▶ [WRITTEN PROBLEM]
Check each line of the listing for the string "amount", then state how many lines have it. Only the number is wanted.

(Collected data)
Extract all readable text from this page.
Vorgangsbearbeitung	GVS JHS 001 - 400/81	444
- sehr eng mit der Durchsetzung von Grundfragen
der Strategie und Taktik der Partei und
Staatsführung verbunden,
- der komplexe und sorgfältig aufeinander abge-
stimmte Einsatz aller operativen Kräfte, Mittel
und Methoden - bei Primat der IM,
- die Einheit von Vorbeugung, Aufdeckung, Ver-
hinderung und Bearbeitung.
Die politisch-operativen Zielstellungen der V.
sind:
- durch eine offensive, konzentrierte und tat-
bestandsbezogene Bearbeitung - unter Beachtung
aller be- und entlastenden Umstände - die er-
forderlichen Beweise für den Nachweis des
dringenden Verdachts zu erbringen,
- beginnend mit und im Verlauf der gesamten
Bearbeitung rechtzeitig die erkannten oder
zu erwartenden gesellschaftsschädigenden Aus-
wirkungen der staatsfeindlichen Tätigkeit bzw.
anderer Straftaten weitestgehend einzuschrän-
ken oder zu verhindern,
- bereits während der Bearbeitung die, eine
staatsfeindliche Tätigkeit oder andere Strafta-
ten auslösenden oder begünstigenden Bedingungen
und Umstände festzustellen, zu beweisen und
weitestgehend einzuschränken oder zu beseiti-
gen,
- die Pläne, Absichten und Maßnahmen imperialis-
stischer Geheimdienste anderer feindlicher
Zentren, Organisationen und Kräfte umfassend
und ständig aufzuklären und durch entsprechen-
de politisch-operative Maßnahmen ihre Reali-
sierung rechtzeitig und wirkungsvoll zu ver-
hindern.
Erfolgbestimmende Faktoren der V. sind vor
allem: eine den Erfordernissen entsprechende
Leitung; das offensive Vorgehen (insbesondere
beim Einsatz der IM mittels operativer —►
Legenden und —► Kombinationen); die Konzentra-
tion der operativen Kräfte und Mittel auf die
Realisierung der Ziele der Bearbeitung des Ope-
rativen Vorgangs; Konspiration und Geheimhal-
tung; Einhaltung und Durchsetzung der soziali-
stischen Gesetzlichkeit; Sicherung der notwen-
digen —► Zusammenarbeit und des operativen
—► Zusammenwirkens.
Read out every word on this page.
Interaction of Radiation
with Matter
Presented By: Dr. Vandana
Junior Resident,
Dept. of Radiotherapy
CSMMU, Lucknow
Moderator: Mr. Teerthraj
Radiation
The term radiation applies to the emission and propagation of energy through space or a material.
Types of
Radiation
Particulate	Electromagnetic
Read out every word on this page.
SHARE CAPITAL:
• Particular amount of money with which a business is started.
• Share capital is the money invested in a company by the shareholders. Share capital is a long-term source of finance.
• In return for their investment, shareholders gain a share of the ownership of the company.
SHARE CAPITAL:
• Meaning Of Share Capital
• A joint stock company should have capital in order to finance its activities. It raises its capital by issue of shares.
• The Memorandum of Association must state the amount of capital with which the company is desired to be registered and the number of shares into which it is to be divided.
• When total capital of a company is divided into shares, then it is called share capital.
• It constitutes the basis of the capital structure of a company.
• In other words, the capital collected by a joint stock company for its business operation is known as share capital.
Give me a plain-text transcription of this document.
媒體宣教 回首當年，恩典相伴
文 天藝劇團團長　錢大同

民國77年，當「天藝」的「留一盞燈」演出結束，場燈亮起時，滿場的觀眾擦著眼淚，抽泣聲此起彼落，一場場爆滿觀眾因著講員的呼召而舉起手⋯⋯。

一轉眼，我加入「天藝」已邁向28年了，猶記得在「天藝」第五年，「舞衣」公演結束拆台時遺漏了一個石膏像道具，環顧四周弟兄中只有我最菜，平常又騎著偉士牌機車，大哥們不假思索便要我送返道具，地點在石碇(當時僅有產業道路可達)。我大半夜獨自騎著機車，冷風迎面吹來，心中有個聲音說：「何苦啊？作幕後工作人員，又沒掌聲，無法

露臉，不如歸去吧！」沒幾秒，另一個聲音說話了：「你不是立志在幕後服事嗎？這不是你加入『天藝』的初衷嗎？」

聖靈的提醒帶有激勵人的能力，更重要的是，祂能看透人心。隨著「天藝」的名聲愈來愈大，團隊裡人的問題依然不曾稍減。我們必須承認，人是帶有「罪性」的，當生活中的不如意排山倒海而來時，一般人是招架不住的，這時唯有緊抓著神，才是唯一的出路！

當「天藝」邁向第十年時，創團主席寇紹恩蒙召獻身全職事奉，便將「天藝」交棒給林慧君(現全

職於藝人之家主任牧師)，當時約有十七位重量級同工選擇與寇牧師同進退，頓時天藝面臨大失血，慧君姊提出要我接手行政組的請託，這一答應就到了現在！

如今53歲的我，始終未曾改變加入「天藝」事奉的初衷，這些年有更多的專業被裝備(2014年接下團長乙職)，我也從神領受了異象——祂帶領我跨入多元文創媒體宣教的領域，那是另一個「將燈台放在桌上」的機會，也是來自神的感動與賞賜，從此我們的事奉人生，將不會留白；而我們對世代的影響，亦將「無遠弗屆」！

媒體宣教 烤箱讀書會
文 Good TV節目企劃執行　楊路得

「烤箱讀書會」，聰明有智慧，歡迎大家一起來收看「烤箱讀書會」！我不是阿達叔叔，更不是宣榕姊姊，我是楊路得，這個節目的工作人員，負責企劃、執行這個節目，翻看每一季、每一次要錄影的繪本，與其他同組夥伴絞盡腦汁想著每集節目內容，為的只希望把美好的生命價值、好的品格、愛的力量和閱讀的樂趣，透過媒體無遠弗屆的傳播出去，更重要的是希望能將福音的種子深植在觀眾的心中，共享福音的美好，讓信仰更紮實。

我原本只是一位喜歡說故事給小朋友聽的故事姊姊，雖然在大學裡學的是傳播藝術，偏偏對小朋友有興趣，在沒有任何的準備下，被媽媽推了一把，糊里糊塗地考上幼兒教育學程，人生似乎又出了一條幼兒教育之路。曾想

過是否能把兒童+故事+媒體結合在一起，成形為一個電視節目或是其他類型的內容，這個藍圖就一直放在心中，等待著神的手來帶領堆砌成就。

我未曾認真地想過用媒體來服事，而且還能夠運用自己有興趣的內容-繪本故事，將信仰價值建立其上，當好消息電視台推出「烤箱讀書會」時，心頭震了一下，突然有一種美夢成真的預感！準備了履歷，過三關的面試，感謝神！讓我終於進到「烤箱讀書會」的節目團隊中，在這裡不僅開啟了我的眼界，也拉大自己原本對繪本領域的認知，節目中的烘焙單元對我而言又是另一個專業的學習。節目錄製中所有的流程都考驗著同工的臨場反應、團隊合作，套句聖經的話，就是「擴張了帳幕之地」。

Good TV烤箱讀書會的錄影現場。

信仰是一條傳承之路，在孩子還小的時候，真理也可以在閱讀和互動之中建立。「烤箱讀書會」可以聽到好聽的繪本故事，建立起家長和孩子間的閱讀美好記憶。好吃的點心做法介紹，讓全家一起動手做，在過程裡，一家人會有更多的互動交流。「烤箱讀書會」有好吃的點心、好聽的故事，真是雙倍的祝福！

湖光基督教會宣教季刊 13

▶ [EXPECTED OUTPUT]
2